▸ **Problem to solve**: Give the material from the line with "column-header-status: Status [956, 236, 1039, 268]" up to and including the line with "table-row: Low Production" as a JSON list of strings, one string per line, with blank lines left out.

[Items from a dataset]
■ ■ ■

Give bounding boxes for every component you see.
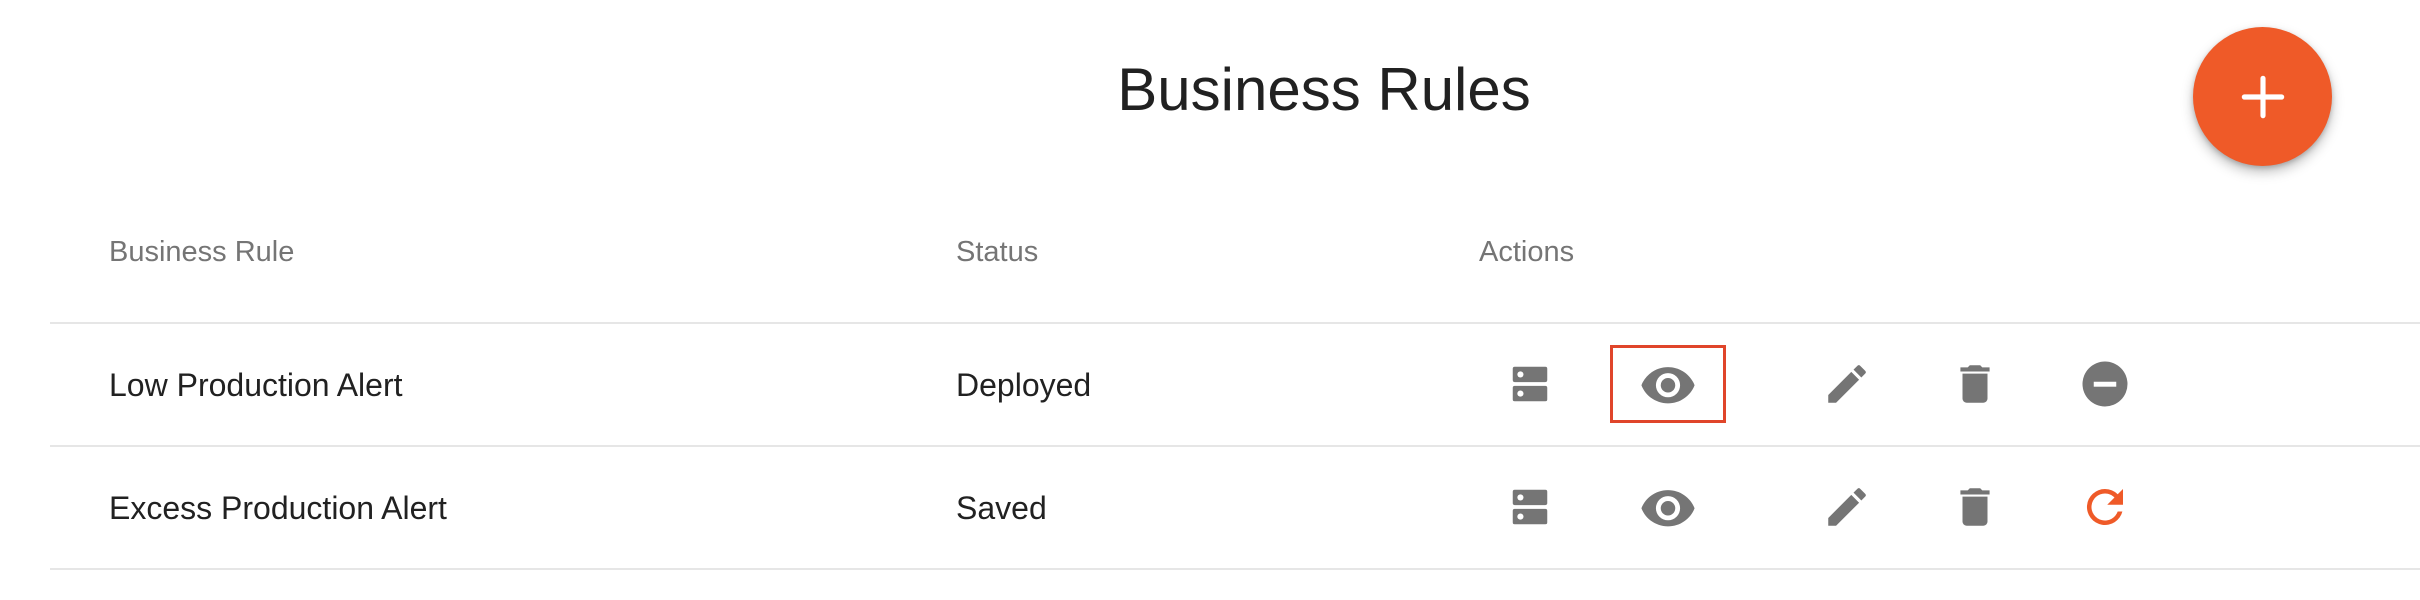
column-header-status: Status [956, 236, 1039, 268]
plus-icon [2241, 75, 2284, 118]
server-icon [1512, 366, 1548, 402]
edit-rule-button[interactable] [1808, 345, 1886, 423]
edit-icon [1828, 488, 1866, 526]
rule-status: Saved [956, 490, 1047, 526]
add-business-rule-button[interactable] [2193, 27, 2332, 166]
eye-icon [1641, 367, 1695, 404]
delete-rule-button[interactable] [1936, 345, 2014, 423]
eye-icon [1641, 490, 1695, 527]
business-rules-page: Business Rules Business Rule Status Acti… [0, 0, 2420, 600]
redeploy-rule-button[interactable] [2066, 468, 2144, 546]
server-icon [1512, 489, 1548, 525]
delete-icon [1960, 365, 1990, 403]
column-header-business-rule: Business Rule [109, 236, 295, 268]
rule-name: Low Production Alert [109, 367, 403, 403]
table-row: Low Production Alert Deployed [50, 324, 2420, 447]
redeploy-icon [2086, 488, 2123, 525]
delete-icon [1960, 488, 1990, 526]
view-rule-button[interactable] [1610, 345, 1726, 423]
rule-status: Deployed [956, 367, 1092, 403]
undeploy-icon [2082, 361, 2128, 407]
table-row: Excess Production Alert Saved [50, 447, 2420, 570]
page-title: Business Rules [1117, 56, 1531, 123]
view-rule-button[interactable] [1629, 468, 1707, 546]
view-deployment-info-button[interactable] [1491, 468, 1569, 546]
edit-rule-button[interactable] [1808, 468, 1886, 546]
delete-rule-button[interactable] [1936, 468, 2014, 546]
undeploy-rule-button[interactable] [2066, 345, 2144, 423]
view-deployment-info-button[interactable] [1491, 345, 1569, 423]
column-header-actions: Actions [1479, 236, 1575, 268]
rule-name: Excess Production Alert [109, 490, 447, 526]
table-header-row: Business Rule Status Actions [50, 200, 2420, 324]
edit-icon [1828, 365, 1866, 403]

■ ■ ■

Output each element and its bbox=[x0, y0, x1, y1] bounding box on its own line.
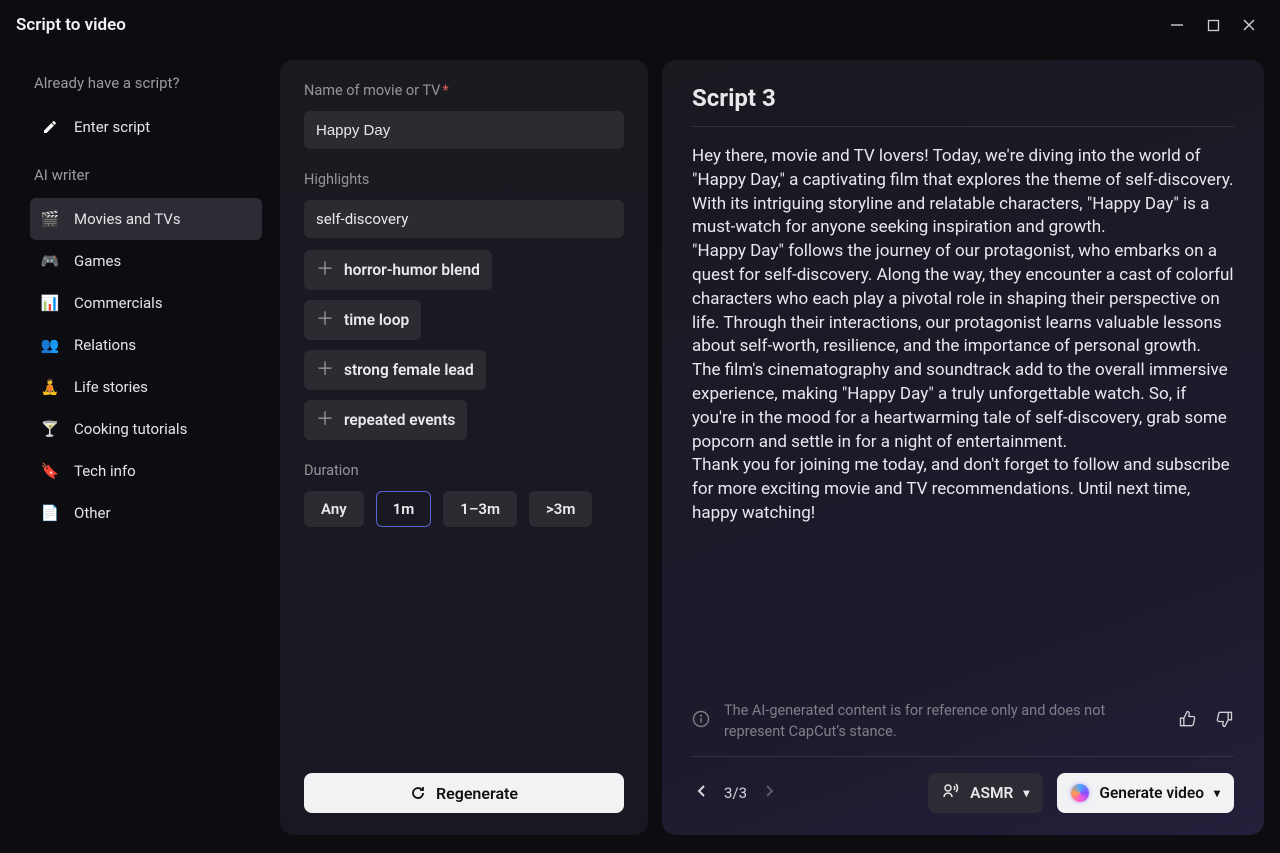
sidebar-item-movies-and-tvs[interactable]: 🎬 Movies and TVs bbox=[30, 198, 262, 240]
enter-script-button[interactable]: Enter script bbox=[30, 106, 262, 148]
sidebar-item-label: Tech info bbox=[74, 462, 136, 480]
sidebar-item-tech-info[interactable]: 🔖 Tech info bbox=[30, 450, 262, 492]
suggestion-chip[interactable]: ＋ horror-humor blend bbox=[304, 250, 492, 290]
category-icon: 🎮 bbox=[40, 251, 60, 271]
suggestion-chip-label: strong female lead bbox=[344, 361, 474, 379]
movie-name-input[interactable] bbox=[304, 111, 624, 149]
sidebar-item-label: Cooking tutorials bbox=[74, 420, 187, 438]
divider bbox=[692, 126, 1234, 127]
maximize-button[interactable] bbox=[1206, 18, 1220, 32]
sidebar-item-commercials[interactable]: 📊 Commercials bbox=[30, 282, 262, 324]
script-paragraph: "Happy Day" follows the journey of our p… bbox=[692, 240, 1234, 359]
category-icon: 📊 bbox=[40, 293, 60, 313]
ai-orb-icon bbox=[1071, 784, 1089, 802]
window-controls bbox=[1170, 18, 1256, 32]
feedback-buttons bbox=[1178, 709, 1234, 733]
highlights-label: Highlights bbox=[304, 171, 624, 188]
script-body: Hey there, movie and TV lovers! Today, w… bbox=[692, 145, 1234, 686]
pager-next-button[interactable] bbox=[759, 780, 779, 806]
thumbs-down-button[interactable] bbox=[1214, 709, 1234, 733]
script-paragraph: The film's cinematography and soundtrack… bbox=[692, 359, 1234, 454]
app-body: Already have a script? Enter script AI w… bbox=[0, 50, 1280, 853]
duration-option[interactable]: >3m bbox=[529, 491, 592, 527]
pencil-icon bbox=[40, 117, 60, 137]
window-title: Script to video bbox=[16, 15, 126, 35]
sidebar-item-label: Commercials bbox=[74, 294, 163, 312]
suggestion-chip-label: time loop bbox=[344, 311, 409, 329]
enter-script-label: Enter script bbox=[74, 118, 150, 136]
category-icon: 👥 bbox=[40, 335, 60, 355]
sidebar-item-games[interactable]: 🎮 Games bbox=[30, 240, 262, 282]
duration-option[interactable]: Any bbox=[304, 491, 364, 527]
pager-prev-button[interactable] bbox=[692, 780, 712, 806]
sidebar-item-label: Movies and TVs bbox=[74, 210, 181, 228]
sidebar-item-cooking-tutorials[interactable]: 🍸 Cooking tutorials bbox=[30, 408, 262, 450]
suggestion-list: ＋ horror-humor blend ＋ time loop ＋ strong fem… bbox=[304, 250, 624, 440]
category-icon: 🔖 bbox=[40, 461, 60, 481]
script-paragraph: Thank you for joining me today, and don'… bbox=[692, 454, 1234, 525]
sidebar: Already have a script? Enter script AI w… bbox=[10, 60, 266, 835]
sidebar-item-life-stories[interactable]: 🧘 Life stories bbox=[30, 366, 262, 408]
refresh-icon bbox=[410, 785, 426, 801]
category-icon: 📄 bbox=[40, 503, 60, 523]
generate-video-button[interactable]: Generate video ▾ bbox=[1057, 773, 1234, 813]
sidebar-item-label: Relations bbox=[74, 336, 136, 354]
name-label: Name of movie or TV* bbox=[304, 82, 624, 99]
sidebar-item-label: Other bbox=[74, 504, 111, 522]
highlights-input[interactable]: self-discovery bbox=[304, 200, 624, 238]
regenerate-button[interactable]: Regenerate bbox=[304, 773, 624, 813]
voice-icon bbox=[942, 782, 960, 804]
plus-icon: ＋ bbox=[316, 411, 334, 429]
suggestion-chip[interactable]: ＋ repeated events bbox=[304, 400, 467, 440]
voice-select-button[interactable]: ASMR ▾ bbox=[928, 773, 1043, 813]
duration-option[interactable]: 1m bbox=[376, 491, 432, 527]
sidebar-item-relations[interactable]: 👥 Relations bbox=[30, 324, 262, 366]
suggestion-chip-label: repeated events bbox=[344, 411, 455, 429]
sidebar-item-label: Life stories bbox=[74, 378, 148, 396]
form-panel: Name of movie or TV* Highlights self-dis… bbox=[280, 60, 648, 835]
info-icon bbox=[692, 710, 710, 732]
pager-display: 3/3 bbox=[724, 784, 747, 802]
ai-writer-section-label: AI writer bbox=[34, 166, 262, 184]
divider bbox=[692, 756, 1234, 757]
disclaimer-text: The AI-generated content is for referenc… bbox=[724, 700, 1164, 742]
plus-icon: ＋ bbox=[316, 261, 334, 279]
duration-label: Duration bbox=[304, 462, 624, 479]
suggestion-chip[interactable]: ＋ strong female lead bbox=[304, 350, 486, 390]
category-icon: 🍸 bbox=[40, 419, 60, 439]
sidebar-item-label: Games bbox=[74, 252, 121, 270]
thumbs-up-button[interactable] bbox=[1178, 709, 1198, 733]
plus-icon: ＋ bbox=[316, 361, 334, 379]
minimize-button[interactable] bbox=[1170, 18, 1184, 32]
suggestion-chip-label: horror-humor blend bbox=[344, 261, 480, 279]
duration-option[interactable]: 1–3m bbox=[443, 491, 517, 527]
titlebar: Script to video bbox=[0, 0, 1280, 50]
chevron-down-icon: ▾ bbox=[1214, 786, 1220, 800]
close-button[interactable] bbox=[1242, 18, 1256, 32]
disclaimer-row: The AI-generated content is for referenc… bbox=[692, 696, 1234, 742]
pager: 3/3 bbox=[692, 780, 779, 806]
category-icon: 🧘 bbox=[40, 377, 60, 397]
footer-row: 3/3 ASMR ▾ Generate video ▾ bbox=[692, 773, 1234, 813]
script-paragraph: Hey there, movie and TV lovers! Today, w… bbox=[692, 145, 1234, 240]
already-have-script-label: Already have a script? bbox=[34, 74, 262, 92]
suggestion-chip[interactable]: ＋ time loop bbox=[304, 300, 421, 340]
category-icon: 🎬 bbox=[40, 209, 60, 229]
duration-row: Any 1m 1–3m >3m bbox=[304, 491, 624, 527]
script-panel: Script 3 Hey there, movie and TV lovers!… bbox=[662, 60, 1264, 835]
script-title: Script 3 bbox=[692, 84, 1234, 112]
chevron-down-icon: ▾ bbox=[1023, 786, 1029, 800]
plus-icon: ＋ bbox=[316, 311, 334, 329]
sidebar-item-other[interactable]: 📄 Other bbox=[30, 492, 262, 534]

■ ■ ■

▸ **Result**:
[
  "column-header-status: Status [956, 236, 1039, 268]",
  "plus-icon [2241, 75, 2284, 118]",
  "server-icon [1512, 366, 1548, 402]",
  "edit-rule-button[interactable] [1808, 345, 1886, 423]",
  "edit-icon [1828, 488, 1866, 526]",
  "rule-status: Saved [956, 490, 1047, 526]",
  "add-business-rule-button[interactable] [2193, 27, 2332, 166]",
  "eye-icon [1641, 367, 1695, 404]",
  "delete-rule-button[interactable] [1936, 345, 2014, 423]",
  "eye-icon [1641, 490, 1695, 527]",
  "business-rules-page: Business Rules Business Rule Status Acti… [0, 0, 2420, 600]",
  "redeploy-rule-button[interactable] [2066, 468, 2144, 546]",
  "server-icon [1512, 489, 1548, 525]",
  "delete-icon [1960, 365, 1990, 403]",
  "column-header-business-rule: Business Rule [109, 236, 295, 268]",
  "rule-name: Low Production Alert [109, 367, 403, 403]",
  "table-row: Low Production Alert Deployed [50, 324, 2420, 447]"
]